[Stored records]
____
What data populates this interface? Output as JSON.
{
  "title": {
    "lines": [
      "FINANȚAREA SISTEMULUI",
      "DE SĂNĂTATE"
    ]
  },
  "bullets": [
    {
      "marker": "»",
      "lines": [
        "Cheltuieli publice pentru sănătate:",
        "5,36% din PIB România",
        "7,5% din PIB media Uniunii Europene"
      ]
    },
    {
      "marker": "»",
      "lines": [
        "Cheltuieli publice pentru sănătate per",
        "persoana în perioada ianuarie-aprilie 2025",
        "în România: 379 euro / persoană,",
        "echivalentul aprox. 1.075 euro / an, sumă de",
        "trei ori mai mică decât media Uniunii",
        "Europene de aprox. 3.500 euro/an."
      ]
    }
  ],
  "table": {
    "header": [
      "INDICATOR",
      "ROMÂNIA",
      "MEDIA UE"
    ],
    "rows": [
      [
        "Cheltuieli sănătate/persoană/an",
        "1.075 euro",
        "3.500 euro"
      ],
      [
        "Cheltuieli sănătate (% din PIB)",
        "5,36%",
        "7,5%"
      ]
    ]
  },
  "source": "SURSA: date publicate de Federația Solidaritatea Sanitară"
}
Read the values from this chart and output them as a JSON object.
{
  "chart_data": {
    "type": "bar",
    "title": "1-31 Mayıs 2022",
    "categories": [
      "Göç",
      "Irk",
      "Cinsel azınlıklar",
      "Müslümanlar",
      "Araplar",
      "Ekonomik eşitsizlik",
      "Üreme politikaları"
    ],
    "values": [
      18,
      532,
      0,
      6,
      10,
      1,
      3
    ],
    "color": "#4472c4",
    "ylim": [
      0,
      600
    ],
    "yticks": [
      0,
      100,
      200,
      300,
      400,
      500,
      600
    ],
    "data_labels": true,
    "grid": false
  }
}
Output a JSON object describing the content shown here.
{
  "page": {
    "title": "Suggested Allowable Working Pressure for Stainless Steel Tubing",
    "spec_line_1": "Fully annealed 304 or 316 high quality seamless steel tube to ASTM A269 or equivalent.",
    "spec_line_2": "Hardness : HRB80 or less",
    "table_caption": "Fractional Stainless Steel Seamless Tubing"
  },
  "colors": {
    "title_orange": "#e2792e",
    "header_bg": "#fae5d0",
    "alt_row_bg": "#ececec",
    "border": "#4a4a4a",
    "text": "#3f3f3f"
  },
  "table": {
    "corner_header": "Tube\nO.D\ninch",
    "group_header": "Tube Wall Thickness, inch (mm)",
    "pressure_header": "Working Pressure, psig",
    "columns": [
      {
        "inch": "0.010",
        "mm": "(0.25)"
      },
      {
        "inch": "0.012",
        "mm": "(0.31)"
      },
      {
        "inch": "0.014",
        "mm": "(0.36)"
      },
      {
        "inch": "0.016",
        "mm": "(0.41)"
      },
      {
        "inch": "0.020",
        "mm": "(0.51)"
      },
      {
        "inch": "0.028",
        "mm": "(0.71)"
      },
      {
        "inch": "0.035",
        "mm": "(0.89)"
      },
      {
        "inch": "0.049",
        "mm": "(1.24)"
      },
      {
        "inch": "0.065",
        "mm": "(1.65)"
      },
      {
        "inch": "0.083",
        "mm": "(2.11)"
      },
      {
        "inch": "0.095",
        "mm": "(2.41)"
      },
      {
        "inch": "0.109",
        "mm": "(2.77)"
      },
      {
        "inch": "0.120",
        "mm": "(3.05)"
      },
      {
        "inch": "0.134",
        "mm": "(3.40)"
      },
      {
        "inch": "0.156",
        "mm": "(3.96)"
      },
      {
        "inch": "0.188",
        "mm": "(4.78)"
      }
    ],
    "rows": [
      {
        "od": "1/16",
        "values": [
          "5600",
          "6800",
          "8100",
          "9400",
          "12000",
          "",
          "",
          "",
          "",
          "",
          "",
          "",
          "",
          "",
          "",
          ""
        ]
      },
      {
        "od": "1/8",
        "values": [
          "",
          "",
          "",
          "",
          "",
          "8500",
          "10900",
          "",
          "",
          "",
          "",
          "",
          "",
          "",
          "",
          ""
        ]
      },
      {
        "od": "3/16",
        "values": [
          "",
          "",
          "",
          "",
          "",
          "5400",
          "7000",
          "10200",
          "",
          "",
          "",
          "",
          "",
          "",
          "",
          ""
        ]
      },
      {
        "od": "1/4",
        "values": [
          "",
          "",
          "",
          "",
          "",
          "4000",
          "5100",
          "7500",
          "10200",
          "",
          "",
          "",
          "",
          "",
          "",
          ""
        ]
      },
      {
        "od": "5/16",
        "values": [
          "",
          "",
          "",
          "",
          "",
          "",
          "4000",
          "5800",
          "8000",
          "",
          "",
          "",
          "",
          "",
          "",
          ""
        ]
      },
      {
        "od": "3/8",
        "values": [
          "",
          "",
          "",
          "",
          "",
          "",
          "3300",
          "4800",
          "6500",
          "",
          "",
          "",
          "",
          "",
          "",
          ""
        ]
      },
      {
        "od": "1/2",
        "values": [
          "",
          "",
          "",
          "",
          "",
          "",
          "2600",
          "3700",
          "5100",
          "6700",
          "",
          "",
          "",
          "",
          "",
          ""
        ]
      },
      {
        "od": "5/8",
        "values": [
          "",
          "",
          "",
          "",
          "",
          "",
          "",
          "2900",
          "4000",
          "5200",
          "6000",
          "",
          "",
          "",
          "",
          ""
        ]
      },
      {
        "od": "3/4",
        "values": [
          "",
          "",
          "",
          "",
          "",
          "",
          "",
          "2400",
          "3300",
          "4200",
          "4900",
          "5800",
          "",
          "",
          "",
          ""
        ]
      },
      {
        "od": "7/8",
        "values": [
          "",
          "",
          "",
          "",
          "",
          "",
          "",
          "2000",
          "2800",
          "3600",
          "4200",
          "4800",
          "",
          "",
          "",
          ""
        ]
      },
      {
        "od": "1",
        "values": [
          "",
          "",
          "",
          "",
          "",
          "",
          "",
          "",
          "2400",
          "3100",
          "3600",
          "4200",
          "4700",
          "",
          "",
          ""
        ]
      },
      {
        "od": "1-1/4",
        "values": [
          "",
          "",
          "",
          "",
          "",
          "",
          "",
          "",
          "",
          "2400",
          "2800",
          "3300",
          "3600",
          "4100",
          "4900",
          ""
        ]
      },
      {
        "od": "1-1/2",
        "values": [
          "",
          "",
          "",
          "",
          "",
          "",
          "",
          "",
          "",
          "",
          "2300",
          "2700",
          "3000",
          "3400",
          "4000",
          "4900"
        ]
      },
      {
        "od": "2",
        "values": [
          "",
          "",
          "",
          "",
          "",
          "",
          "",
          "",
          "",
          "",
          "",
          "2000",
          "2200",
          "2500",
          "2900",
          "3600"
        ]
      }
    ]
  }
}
____
Every entry in the listing must be retyped exactly.

## [Problem solution]
What data populates this interface? Output as JSON.
{
  "title": {
    "lines": [
      "FINANȚAREA SISTEMULUI",
      "DE SĂNĂTATE"
    ]
  },
  "bullets": [
    {
      "marker": "»",
      "lines": [
        "Cheltuieli publice pentru sănătate:",
        "5,36% din PIB România",
        "7,5% din PIB media Uniunii Europene"
      ]
    },
    {
      "marker": "»",
      "lines": [
        "Cheltuieli publice pentru sănătate per",
        "persoana în perioada ianuarie-aprilie 2025",
        "în România: 379 euro / persoană,",
        "echivalentul aprox. 1.075 euro / an, sumă de",
        "trei ori mai mică decât media Uniunii",
        "Europene de aprox. 3.500 euro/an."
      ]
    }
  ],
  "table": {
    "header": [
      "INDICATOR",
      "ROMÂNIA",
      "MEDIA UE"
    ],
    "rows": [
      [
        "Cheltuieli sănătate/persoană/an",
        "1.075 euro",
        "3.500 euro"
      ],
      [
        "Cheltuieli sănătate (% din PIB)",
        "5,36%",
        "7,5%"
      ]
    ]
  },
  "source": "SURSA: date publicate de Federația Solidaritatea Sanitară"
}
Read the values from this chart and output them as a JSON object.
{
  "chart_data": {
    "type": "bar",
    "title": "1-31 Mayıs 2022",
    "categories": [
      "Göç",
      "Irk",
      "Cinsel azınlıklar",
      "Müslümanlar",
      "Araplar",
      "Ekonomik eşitsizlik",
      "Üreme politikaları"
    ],
    "values": [
      18,
      532,
      0,
      6,
      10,
      1,
      3
    ],
    "color": "#4472c4",
    "ylim": [
      0,
      600
    ],
    "yticks": [
      0,
      100,
      200,
      300,
      400,
      500,
      600
    ],
    "data_labels": true,
    "grid": false
  }
}
Output a JSON object describing the content shown here.
{
  "page": {
    "title": "Suggested Allowable Working Pressure for Stainless Steel Tubing",
    "spec_line_1": "Fully annealed 304 or 316 high quality seamless steel tube to ASTM A269 or equivalent.",
    "spec_line_2": "Hardness : HRB80 or less",
    "table_caption": "Fractional Stainless Steel Seamless Tubing"
  },
  "colors": {
    "title_orange": "#e2792e",
    "header_bg": "#fae5d0",
    "alt_row_bg": "#ececec",
    "border": "#4a4a4a",
    "text": "#3f3f3f"
  },
  "table": {
    "corner_header": "Tube\nO.D\ninch",
    "group_header": "Tube Wall Thickness, inch (mm)",
    "pressure_header": "Working Pressure, psig",
    "columns": [
      {
        "inch": "0.010",
        "mm": "(0.25)"
      },
      {
        "inch": "0.012",
        "mm": "(0.31)"
      },
      {
        "inch": "0.014",
        "mm": "(0.36)"
      },
      {
        "inch": "0.016",
        "mm": "(0.41)"
      },
      {
        "inch": "0.020",
        "mm": "(0.51)"
      },
      {
        "inch": "0.028",
        "mm": "(0.71)"
      },
      {
        "inch": "0.035",
        "mm": "(0.89)"
      },
      {
        "inch": "0.049",
        "mm": "(1.24)"
      },
      {
        "inch": "0.065",
        "mm": "(1.65)"
      },
      {
        "inch": "0.083",
        "mm": "(2.11)"
      },
      {
        "inch": "0.095",
        "mm": "(2.41)"
      },
      {
        "inch": "0.109",
        "mm": "(2.77)"
      },
      {
        "inch": "0.120",
        "mm": "(3.05)"
      },
      {
        "inch": "0.134",
        "mm": "(3.40)"
      },
      {
        "inch": "0.156",
        "mm": "(3.96)"
      },
      {
        "inch": "0.188",
        "mm": "(4.78)"
      }
    ],
    "rows": [
      {
        "od": "1/16",
        "values": [
          "5600",
          "6800",
          "8100",
          "9400",
          "12000",
          "",
          "",
          "",
          "",
          "",
          "",
          "",
          "",
          "",
          "",
          ""
        ]
      },
      {
        "od": "1/8",
        "values": [
          "",
          "",
          "",
          "",
          "",
          "8500",
          "10900",
          "",
          "",
          "",
          "",
          "",
          "",
          "",
          "",
          ""
        ]
      },
      {
        "od": "3/16",
        "values": [
          "",
          "",
          "",
          "",
          "",
          "5400",
          "7000",
          "10200",
          "",
          "",
          "",
          "",
          "",
          "",
          "",
          ""
        ]
      },
      {
        "od": "1/4",
        "values": [
          "",
          "",
          "",
          "",
          "",
          "4000",
          "5100",
          "7500",
          "10200",
          "",
          "",
          "",
          "",
          "",
          "",
          ""
        ]
      },
      {
        "od": "5/16",
        "values": [
          "",
          "",
          "",
          "",
          "",
          "",
          "4000",
          "5800",
          "8000",
          "",
          "",
          "",
          "",
          "",
          "",
          ""
        ]
      },
      {
        "od": "3/8",
        "values": [
          "",
          "",
          "",
          "",
          "",
          "",
          "3300",
          "4800",
          "6500",
          "",
          "",
          "",
          "",
          "",
          "",
          ""
        ]
      },
      {
        "od": "1/2",
        "values": [
          "",
          "",
          "",
          "",
          "",
          "",
          "2600",
          "3700",
          "5100",
          "6700",
          "",
          "",
          "",
          "",
          "",
          ""
        ]
      },
      {
        "od": "5/8",
        "values": [
          "",
          "",
          "",
          "",
          "",
          "",
          "",
          "2900",
          "4000",
          "5200",
          "6000",
          "",
          "",
          "",
          "",
          ""
        ]
      },
      {
        "od": "3/4",
        "values": [
          "",
          "",
          "",
          "",
          "",
          "",
          "",
          "2400",
          "3300",
          "4200",
          "4900",
          "5800",
          "",
          "",
          "",
          ""
        ]
      },
      {
        "od": "7/8",
        "values": [
          "",
          "",
          "",
          "",
          "",
          "",
          "",
          "2000",
          "2800",
          "3600",
          "4200",
          "4800",
          "",
          "",
          "",
          ""
        ]
      },
      {
        "od": "1",
        "values": [
          "",
          "",
          "",
          "",
          "",
          "",
          "",
          "",
          "2400",
          "3100",
          "3600",
          "4200",
          "4700",
          "",
          "",
          ""
        ]
      },
      {
        "od": "1-1/4",
        "values": [
          "",
          "",
          "",
          "",
          "",
          "",
          "",
          "",
          "",
          "2400",
          "2800",
          "3300",
          "3600",
          "4100",
          "4900",
          ""
        ]
      },
      {
        "od": "1-1/2",
        "values": [
          "",
          "",
          "",
          "",
          "",
          "",
          "",
          "",
          "",
          "",
          "2300",
          "2700",
          "3000",
          "3400",
          "4000",
          "4900"
        ]
      },
      {
        "od": "2",
        "values": [
          "",
          "",
          "",
          "",
          "",
          "",
          "",
          "",
          "",
          "",
          "",
          "2000",
          "2200",
          "2500",
          "2900",
          "3600"
        ]
      }
    ]
  }
}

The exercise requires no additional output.